● **Stored data**
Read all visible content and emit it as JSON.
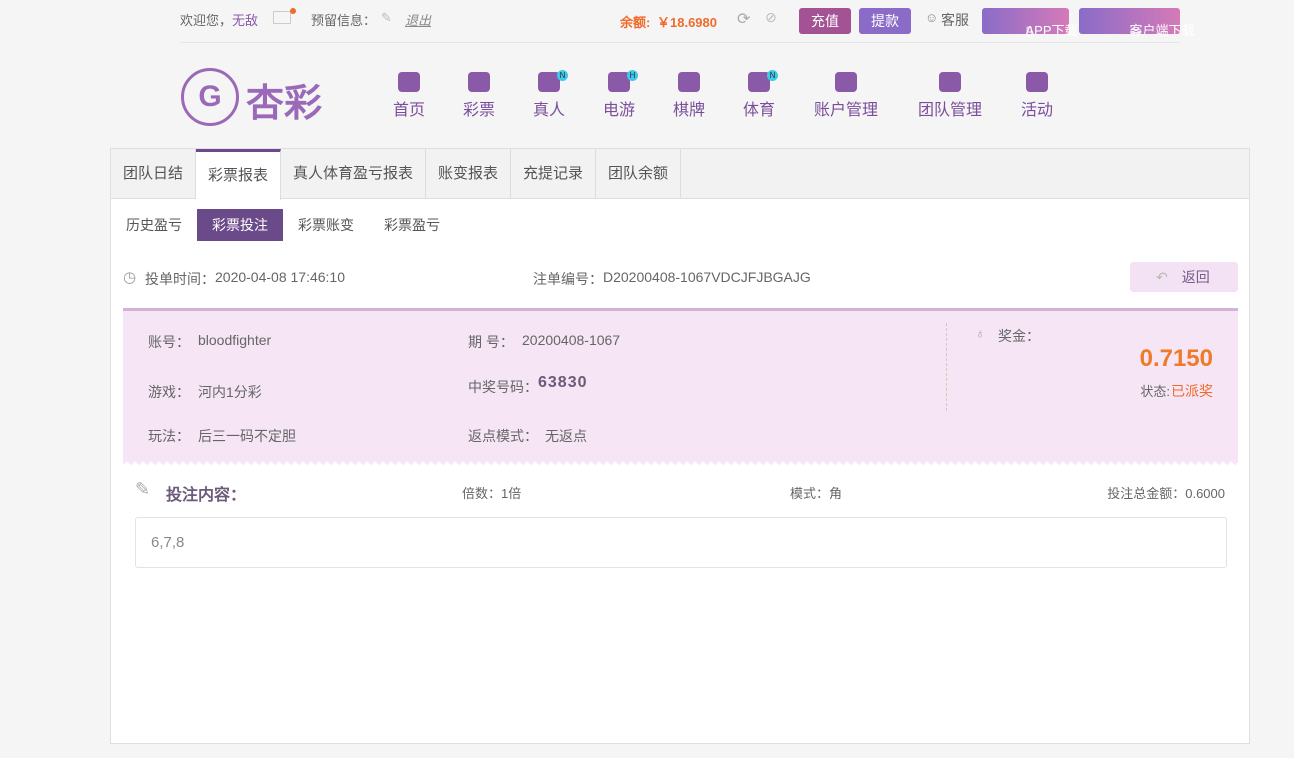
{
  "topbar": {
    "welcome": "欢迎您，",
    "username": "无敌",
    "reserved_info": "预留信息：",
    "logout": "退出",
    "balance_label": "余额:",
    "balance": "￥18.6980",
    "deposit": "充值",
    "withdraw": "提款",
    "service": "客服",
    "app_download": "APP下载",
    "client_download": "客户端下载"
  },
  "logo": "杏彩",
  "nav": [
    {
      "label": "首页"
    },
    {
      "label": "彩票"
    },
    {
      "label": "真人",
      "badge": "N"
    },
    {
      "label": "电游",
      "badge": "H"
    },
    {
      "label": "棋牌"
    },
    {
      "label": "体育",
      "badge": "N"
    },
    {
      "label": "账户管理"
    },
    {
      "label": "团队管理"
    },
    {
      "label": "活动"
    }
  ],
  "tabs": [
    "团队日结",
    "彩票报表",
    "真人体育盈亏报表",
    "账变报表",
    "充提记录",
    "团队余额"
  ],
  "subtabs": [
    "历史盈亏",
    "彩票投注",
    "彩票账变",
    "彩票盈亏"
  ],
  "order": {
    "time_label": "投单时间：",
    "time": "2020-04-08 17:46:10",
    "id_label": "注单编号：",
    "id": "D20200408-1067VDCJFJBGAJG",
    "back": "返回"
  },
  "detail": {
    "account_label": "账号：",
    "account": "bloodfighter",
    "issue_label": "期 号：",
    "issue": "20200408-1067",
    "game_label": "游戏：",
    "game": "河内1分彩",
    "win_label": "中奖号码：",
    "win_number": "63830",
    "play_label": "玩法：",
    "play": "后三一码不定胆",
    "rebate_label": "返点模式：",
    "rebate": "无返点",
    "prize_label": "奖金：",
    "prize": "0.7150",
    "status_label": "状态:",
    "status": "已派奖"
  },
  "bet": {
    "title": "投注内容：",
    "multiple": "倍数：1倍",
    "mode": "模式：角",
    "total": "投注总金额：0.6000",
    "content": "6,7,8"
  },
  "colors": {
    "accent": "#6b4a8a",
    "orange": "#f07a2a"
  }
}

● **Short task**
Every line above should be repeated exactly; pictures stay out of the copy.

● **Response to the exercise**
Read all visible content and emit it as JSON.
{
  "topbar": {
    "welcome": "欢迎您，",
    "username": "无敌",
    "reserved_info": "预留信息：",
    "logout": "退出",
    "balance_label": "余额:",
    "balance": "￥18.6980",
    "deposit": "充值",
    "withdraw": "提款",
    "service": "客服",
    "app_download": "APP下载",
    "client_download": "客户端下载"
  },
  "logo": "杏彩",
  "nav": [
    {
      "label": "首页"
    },
    {
      "label": "彩票"
    },
    {
      "label": "真人",
      "badge": "N"
    },
    {
      "label": "电游",
      "badge": "H"
    },
    {
      "label": "棋牌"
    },
    {
      "label": "体育",
      "badge": "N"
    },
    {
      "label": "账户管理"
    },
    {
      "label": "团队管理"
    },
    {
      "label": "活动"
    }
  ],
  "tabs": [
    "团队日结",
    "彩票报表",
    "真人体育盈亏报表",
    "账变报表",
    "充提记录",
    "团队余额"
  ],
  "subtabs": [
    "历史盈亏",
    "彩票投注",
    "彩票账变",
    "彩票盈亏"
  ],
  "order": {
    "time_label": "投单时间：",
    "time": "2020-04-08 17:46:10",
    "id_label": "注单编号：",
    "id": "D20200408-1067VDCJFJBGAJG",
    "back": "返回"
  },
  "detail": {
    "account_label": "账号：",
    "account": "bloodfighter",
    "issue_label": "期 号：",
    "issue": "20200408-1067",
    "game_label": "游戏：",
    "game": "河内1分彩",
    "win_label": "中奖号码：",
    "win_number": "63830",
    "play_label": "玩法：",
    "play": "后三一码不定胆",
    "rebate_label": "返点模式：",
    "rebate": "无返点",
    "prize_label": "奖金：",
    "prize": "0.7150",
    "status_label": "状态:",
    "status": "已派奖"
  },
  "bet": {
    "title": "投注内容：",
    "multiple": "倍数：1倍",
    "mode": "模式：角",
    "total": "投注总金额：0.6000",
    "content": "6,7,8"
  },
  "colors": {
    "accent": "#6b4a8a",
    "orange": "#f07a2a"
  }
}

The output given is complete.